What you should do =>
Identify and copy all lines of the material where the string "电容越大" is found.

Material to process =>
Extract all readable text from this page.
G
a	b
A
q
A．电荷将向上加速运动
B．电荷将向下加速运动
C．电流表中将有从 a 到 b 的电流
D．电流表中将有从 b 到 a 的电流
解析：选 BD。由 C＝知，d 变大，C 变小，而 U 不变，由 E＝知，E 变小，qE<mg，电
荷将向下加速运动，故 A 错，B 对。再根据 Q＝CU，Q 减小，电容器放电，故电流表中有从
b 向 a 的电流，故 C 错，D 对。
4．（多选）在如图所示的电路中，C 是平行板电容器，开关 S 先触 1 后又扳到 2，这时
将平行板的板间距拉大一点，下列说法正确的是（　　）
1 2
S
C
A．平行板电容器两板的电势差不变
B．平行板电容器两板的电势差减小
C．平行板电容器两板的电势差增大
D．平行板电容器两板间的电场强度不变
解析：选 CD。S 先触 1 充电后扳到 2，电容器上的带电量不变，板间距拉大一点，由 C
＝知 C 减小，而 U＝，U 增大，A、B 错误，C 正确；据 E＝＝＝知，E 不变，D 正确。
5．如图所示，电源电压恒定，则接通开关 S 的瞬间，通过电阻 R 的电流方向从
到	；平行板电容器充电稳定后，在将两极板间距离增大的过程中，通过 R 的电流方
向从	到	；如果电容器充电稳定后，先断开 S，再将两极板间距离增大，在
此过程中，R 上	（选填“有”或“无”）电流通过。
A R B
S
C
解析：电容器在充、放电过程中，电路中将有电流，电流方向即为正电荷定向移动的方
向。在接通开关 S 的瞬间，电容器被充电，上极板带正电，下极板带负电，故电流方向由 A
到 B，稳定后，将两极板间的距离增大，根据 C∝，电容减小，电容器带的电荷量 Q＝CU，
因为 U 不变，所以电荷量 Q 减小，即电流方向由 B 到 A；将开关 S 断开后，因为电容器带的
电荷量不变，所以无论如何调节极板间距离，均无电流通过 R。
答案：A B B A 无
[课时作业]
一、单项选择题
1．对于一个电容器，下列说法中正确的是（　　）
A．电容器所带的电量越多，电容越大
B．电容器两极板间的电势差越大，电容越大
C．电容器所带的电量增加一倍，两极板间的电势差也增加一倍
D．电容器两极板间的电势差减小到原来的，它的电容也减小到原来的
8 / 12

Written reply =>
A．电容器所带的电量越多，电容越大
B．电容器两极板间的电势差越大，电容越大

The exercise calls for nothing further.